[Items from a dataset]
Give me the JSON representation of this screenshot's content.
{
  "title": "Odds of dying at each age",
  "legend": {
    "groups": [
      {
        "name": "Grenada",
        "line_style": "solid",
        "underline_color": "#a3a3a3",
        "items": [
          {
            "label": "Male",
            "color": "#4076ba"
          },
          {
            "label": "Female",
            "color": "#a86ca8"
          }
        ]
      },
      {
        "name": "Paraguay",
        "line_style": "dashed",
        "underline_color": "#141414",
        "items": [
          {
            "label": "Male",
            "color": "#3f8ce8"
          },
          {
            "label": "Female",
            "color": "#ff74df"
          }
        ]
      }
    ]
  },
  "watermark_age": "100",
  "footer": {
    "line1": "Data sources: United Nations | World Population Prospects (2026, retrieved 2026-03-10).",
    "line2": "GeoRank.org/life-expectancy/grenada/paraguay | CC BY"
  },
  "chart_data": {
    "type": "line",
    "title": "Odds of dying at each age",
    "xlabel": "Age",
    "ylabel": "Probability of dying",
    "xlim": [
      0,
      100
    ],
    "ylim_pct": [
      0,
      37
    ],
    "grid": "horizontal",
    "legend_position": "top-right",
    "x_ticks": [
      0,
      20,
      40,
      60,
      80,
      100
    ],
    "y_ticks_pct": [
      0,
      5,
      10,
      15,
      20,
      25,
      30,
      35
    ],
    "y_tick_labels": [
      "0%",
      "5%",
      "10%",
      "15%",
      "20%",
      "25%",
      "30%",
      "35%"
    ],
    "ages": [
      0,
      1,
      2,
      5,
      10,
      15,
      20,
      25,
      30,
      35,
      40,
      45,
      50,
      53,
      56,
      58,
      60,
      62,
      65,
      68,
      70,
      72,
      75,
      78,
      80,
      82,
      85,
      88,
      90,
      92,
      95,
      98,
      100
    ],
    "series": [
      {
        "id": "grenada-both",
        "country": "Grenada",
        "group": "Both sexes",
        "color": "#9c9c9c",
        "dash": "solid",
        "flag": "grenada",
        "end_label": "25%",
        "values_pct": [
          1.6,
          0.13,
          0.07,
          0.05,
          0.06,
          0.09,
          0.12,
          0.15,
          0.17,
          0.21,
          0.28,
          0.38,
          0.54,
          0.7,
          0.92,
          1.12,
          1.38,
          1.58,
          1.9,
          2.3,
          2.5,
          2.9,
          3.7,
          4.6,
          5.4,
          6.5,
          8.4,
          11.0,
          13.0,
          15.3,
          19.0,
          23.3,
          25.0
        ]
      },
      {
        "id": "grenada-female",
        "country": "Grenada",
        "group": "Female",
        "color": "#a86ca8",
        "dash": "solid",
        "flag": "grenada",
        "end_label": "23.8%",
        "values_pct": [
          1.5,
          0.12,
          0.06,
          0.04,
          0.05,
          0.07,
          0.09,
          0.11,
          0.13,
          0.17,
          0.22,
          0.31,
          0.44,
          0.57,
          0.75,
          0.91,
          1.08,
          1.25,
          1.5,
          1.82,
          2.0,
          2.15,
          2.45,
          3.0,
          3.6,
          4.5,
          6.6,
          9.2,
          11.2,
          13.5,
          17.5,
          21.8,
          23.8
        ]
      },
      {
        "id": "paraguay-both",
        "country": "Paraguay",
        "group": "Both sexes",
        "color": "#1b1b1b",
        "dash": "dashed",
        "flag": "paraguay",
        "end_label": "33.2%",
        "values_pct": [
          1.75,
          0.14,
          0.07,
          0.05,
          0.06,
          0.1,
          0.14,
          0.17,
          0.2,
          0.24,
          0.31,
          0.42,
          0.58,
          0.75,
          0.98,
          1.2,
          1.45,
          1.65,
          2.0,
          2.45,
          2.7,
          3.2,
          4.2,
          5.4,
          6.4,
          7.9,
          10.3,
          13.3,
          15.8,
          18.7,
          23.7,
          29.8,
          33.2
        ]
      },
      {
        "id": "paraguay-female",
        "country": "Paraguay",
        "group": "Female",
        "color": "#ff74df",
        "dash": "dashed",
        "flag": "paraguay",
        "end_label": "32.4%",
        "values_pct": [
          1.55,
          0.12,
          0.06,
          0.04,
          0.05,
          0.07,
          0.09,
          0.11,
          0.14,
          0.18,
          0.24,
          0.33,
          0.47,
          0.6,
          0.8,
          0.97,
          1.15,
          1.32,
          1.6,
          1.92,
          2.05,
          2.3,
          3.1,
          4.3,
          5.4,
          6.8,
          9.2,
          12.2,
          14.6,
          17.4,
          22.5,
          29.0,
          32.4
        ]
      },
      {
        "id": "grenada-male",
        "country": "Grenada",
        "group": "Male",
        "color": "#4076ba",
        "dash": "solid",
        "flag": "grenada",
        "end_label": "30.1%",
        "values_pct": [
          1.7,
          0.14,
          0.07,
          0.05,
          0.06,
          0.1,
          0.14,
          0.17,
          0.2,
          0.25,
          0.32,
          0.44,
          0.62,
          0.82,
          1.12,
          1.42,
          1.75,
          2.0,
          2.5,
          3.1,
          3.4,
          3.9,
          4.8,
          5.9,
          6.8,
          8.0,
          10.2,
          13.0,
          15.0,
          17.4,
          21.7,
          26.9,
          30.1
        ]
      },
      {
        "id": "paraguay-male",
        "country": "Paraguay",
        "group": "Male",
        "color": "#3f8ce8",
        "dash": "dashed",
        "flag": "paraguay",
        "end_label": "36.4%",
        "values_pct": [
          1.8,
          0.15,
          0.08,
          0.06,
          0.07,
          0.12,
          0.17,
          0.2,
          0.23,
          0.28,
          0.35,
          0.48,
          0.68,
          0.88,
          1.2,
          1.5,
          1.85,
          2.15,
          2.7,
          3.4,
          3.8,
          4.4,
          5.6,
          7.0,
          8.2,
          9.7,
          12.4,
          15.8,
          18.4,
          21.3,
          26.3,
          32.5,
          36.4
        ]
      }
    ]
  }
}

Your objective> Set down the entries above again, word for word.

Task response>
Give me the JSON representation of this screenshot's content.
{
  "title": "Odds of dying at each age",
  "legend": {
    "groups": [
      {
        "name": "Grenada",
        "line_style": "solid",
        "underline_color": "#a3a3a3",
        "items": [
          {
            "label": "Male",
            "color": "#4076ba"
          },
          {
            "label": "Female",
            "color": "#a86ca8"
          }
        ]
      },
      {
        "name": "Paraguay",
        "line_style": "dashed",
        "underline_color": "#141414",
        "items": [
          {
            "label": "Male",
            "color": "#3f8ce8"
          },
          {
            "label": "Female",
            "color": "#ff74df"
          }
        ]
      }
    ]
  },
  "watermark_age": "100",
  "footer": {
    "line1": "Data sources: United Nations | World Population Prospects (2026, retrieved 2026-03-10).",
    "line2": "GeoRank.org/life-expectancy/grenada/paraguay | CC BY"
  },
  "chart_data": {
    "type": "line",
    "title": "Odds of dying at each age",
    "xlabel": "Age",
    "ylabel": "Probability of dying",
    "xlim": [
      0,
      100
    ],
    "ylim_pct": [
      0,
      37
    ],
    "grid": "horizontal",
    "legend_position": "top-right",
    "x_ticks": [
      0,
      20,
      40,
      60,
      80,
      100
    ],
    "y_ticks_pct": [
      0,
      5,
      10,
      15,
      20,
      25,
      30,
      35
    ],
    "y_tick_labels": [
      "0%",
      "5%",
      "10%",
      "15%",
      "20%",
      "25%",
      "30%",
      "35%"
    ],
    "ages": [
      0,
      1,
      2,
      5,
      10,
      15,
      20,
      25,
      30,
      35,
      40,
      45,
      50,
      53,
      56,
      58,
      60,
      62,
      65,
      68,
      70,
      72,
      75,
      78,
      80,
      82,
      85,
      88,
      90,
      92,
      95,
      98,
      100
    ],
    "series": [
      {
        "id": "grenada-both",
        "country": "Grenada",
        "group": "Both sexes",
        "color": "#9c9c9c",
        "dash": "solid",
        "flag": "grenada",
        "end_label": "25%",
        "values_pct": [
          1.6,
          0.13,
          0.07,
          0.05,
          0.06,
          0.09,
          0.12,
          0.15,
          0.17,
          0.21,
          0.28,
          0.38,
          0.54,
          0.7,
          0.92,
          1.12,
          1.38,
          1.58,
          1.9,
          2.3,
          2.5,
          2.9,
          3.7,
          4.6,
          5.4,
          6.5,
          8.4,
          11.0,
          13.0,
          15.3,
          19.0,
          23.3,
          25.0
        ]
      },
      {
        "id": "grenada-female",
        "country": "Grenada",
        "group": "Female",
        "color": "#a86ca8",
        "dash": "solid",
        "flag": "grenada",
        "end_label": "23.8%",
        "values_pct": [
          1.5,
          0.12,
          0.06,
          0.04,
          0.05,
          0.07,
          0.09,
          0.11,
          0.13,
          0.17,
          0.22,
          0.31,
          0.44,
          0.57,
          0.75,
          0.91,
          1.08,
          1.25,
          1.5,
          1.82,
          2.0,
          2.15,
          2.45,
          3.0,
          3.6,
          4.5,
          6.6,
          9.2,
          11.2,
          13.5,
          17.5,
          21.8,
          23.8
        ]
      },
      {
        "id": "paraguay-both",
        "country": "Paraguay",
        "group": "Both sexes",
        "color": "#1b1b1b",
        "dash": "dashed",
        "flag": "paraguay",
        "end_label": "33.2%",
        "values_pct": [
          1.75,
          0.14,
          0.07,
          0.05,
          0.06,
          0.1,
          0.14,
          0.17,
          0.2,
          0.24,
          0.31,
          0.42,
          0.58,
          0.75,
          0.98,
          1.2,
          1.45,
          1.65,
          2.0,
          2.45,
          2.7,
          3.2,
          4.2,
          5.4,
          6.4,
          7.9,
          10.3,
          13.3,
          15.8,
          18.7,
          23.7,
          29.8,
          33.2
        ]
      },
      {
        "id": "paraguay-female",
        "country": "Paraguay",
        "group": "Female",
        "color": "#ff74df",
        "dash": "dashed",
        "flag": "paraguay",
        "end_label": "32.4%",
        "values_pct": [
          1.55,
          0.12,
          0.06,
          0.04,
          0.05,
          0.07,
          0.09,
          0.11,
          0.14,
          0.18,
          0.24,
          0.33,
          0.47,
          0.6,
          0.8,
          0.97,
          1.15,
          1.32,
          1.6,
          1.92,
          2.05,
          2.3,
          3.1,
          4.3,
          5.4,
          6.8,
          9.2,
          12.2,
          14.6,
          17.4,
          22.5,
          29.0,
          32.4
        ]
      },
      {
        "id": "grenada-male",
        "country": "Grenada",
        "group": "Male",
        "color": "#4076ba",
        "dash": "solid",
        "flag": "grenada",
        "end_label": "30.1%",
        "values_pct": [
          1.7,
          0.14,
          0.07,
          0.05,
          0.06,
          0.1,
          0.14,
          0.17,
          0.2,
          0.25,
          0.32,
          0.44,
          0.62,
          0.82,
          1.12,
          1.42,
          1.75,
          2.0,
          2.5,
          3.1,
          3.4,
          3.9,
          4.8,
          5.9,
          6.8,
          8.0,
          10.2,
          13.0,
          15.0,
          17.4,
          21.7,
          26.9,
          30.1
        ]
      },
      {
        "id": "paraguay-male",
        "country": "Paraguay",
        "group": "Male",
        "color": "#3f8ce8",
        "dash": "dashed",
        "flag": "paraguay",
        "end_label": "36.4%",
        "values_pct": [
          1.8,
          0.15,
          0.08,
          0.06,
          0.07,
          0.12,
          0.17,
          0.2,
          0.23,
          0.28,
          0.35,
          0.48,
          0.68,
          0.88,
          1.2,
          1.5,
          1.85,
          2.15,
          2.7,
          3.4,
          3.8,
          4.4,
          5.6,
          7.0,
          8.2,
          9.7,
          12.4,
          15.8,
          18.4,
          21.3,
          26.3,
          32.5,
          36.4
        ]
      }
    ]
  }
}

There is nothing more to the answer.